Collected data:
++++

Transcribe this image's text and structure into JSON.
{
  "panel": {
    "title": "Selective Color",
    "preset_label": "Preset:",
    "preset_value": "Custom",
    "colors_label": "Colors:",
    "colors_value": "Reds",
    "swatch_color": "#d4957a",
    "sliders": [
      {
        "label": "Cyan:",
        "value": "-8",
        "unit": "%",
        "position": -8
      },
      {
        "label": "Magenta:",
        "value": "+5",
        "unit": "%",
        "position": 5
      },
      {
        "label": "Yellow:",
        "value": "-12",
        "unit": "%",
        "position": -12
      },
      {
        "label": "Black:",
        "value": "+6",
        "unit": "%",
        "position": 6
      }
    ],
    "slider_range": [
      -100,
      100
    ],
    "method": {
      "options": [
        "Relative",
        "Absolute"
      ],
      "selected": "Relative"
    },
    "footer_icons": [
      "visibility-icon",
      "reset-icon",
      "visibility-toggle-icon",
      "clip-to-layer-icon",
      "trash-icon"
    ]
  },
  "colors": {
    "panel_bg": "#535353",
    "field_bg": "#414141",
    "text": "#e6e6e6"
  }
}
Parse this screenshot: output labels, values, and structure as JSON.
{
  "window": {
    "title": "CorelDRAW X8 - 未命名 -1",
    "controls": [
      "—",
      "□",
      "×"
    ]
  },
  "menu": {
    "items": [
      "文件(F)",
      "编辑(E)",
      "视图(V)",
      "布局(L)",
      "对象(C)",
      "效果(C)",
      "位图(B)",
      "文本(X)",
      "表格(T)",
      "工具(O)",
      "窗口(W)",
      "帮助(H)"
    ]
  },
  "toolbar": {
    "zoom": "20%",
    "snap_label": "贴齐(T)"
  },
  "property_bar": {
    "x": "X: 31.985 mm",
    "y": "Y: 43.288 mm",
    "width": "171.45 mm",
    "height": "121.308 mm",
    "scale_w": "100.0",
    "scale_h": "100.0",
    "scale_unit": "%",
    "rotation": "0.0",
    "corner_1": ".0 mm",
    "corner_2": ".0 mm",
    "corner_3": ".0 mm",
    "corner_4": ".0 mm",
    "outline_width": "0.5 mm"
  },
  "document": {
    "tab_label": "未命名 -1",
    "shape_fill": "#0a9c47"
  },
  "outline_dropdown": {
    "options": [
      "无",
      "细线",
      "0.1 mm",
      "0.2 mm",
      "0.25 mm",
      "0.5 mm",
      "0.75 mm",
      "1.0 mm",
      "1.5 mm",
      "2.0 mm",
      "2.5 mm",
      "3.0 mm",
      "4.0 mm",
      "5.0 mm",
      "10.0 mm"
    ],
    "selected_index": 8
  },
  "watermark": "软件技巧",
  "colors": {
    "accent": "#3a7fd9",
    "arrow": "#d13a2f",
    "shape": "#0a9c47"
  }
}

++++

Given problem:
Write out the complete set of records exactly as given.

Worked answer:
Transcribe this image's text and structure into JSON.
{
  "panel": {
    "title": "Selective Color",
    "preset_label": "Preset:",
    "preset_value": "Custom",
    "colors_label": "Colors:",
    "colors_value": "Reds",
    "swatch_color": "#d4957a",
    "sliders": [
      {
        "label": "Cyan:",
        "value": "-8",
        "unit": "%",
        "position": -8
      },
      {
        "label": "Magenta:",
        "value": "+5",
        "unit": "%",
        "position": 5
      },
      {
        "label": "Yellow:",
        "value": "-12",
        "unit": "%",
        "position": -12
      },
      {
        "label": "Black:",
        "value": "+6",
        "unit": "%",
        "position": 6
      }
    ],
    "slider_range": [
      -100,
      100
    ],
    "method": {
      "options": [
        "Relative",
        "Absolute"
      ],
      "selected": "Relative"
    },
    "footer_icons": [
      "visibility-icon",
      "reset-icon",
      "visibility-toggle-icon",
      "clip-to-layer-icon",
      "trash-icon"
    ]
  },
  "colors": {
    "panel_bg": "#535353",
    "field_bg": "#414141",
    "text": "#e6e6e6"
  }
}
Parse this screenshot: output labels, values, and structure as JSON.
{
  "window": {
    "title": "CorelDRAW X8 - 未命名 -1",
    "controls": [
      "—",
      "□",
      "×"
    ]
  },
  "menu": {
    "items": [
      "文件(F)",
      "编辑(E)",
      "视图(V)",
      "布局(L)",
      "对象(C)",
      "效果(C)",
      "位图(B)",
      "文本(X)",
      "表格(T)",
      "工具(O)",
      "窗口(W)",
      "帮助(H)"
    ]
  },
  "toolbar": {
    "zoom": "20%",
    "snap_label": "贴齐(T)"
  },
  "property_bar": {
    "x": "X: 31.985 mm",
    "y": "Y: 43.288 mm",
    "width": "171.45 mm",
    "height": "121.308 mm",
    "scale_w": "100.0",
    "scale_h": "100.0",
    "scale_unit": "%",
    "rotation": "0.0",
    "corner_1": ".0 mm",
    "corner_2": ".0 mm",
    "corner_3": ".0 mm",
    "corner_4": ".0 mm",
    "outline_width": "0.5 mm"
  },
  "document": {
    "tab_label": "未命名 -1",
    "shape_fill": "#0a9c47"
  },
  "outline_dropdown": {
    "options": [
      "无",
      "细线",
      "0.1 mm",
      "0.2 mm",
      "0.25 mm",
      "0.5 mm",
      "0.75 mm",
      "1.0 mm",
      "1.5 mm",
      "2.0 mm",
      "2.5 mm",
      "3.0 mm",
      "4.0 mm",
      "5.0 mm",
      "10.0 mm"
    ],
    "selected_index": 8
  },
  "watermark": "软件技巧",
  "colors": {
    "accent": "#3a7fd9",
    "arrow": "#d13a2f",
    "shape": "#0a9c47"
  }
}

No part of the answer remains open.